- [Input data]:
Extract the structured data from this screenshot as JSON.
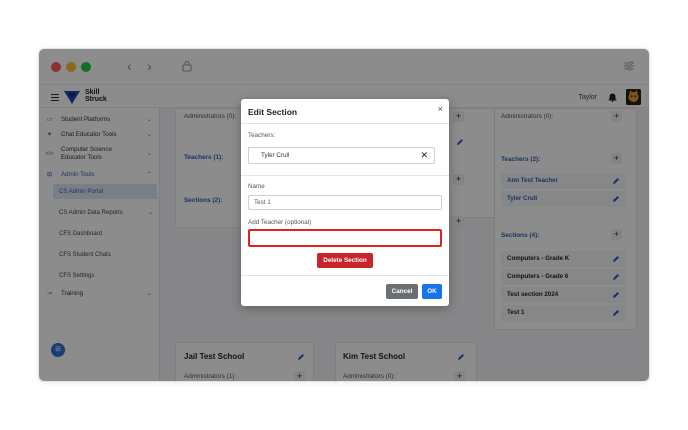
{
  "browser": {
    "back_glyph": "‹",
    "forward_glyph": "›",
    "icons": [
      "lock-icon",
      "sliders-icon"
    ]
  },
  "header": {
    "logo_line1": "Skill",
    "logo_line2": "Struck",
    "username": "Taylor"
  },
  "sidebar": {
    "items": [
      {
        "label": "Student Platforms",
        "icon": "▭"
      },
      {
        "label": "Chat Educator Tools",
        "icon": "✦"
      },
      {
        "label": "Computer Science Educator Tools",
        "icon": "</>"
      },
      {
        "label": "Admin Tools",
        "icon": "⊞"
      },
      {
        "label": "Training",
        "icon": "⊸"
      }
    ],
    "sub_items": [
      {
        "label": "CS Admin Portal"
      },
      {
        "label": "CS Admin Data Reports"
      },
      {
        "label": "CFS Dashboard"
      },
      {
        "label": "CFS Student Chats"
      },
      {
        "label": "CFS Settings"
      }
    ],
    "fab_icon": "⊞"
  },
  "main": {
    "left_card": {
      "administrators": "Administrators (0):",
      "teachers": "Teachers (1):",
      "sections": "Sections (2):"
    },
    "right_card": {
      "administrators": "Administrators (0):",
      "teachers_heading": "Teachers (2):",
      "teachers": [
        "Ann Test Teacher",
        "Tyler Crull"
      ],
      "sections_heading": "Sections (4):",
      "sections": [
        "Computers - Grade K",
        "Computers - Grade 6",
        "Test section 2024",
        "Test 1"
      ]
    },
    "bottom_cards": [
      {
        "title": "Jail Test School",
        "administrators": "Administrators (1):"
      },
      {
        "title": "Kim Test School",
        "administrators": "Administrators (0):"
      }
    ]
  },
  "modal": {
    "title": "Edit Section",
    "close": "×",
    "teachers_label": "Teachers:",
    "teacher_chip": "Tyler Crull",
    "chip_remove": "✕",
    "name_label": "Name",
    "name_value": "Test 1",
    "add_teacher_label": "Add Teacher (optional)",
    "add_teacher_value": "",
    "delete_label": "Delete Section",
    "cancel_label": "Cancel",
    "ok_label": "OK"
  },
  "colors": {
    "accent": "#1a73e8",
    "danger": "#c8242b",
    "highlight": "#e0231a",
    "link": "#2d5fb0"
  }
}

- [Your objective]:
Scan the data above and copy every line with "title" in it.

- [The response]:
        "title": "Jail Test School",
        "title": "Kim Test School",
    "title": "Edit Section",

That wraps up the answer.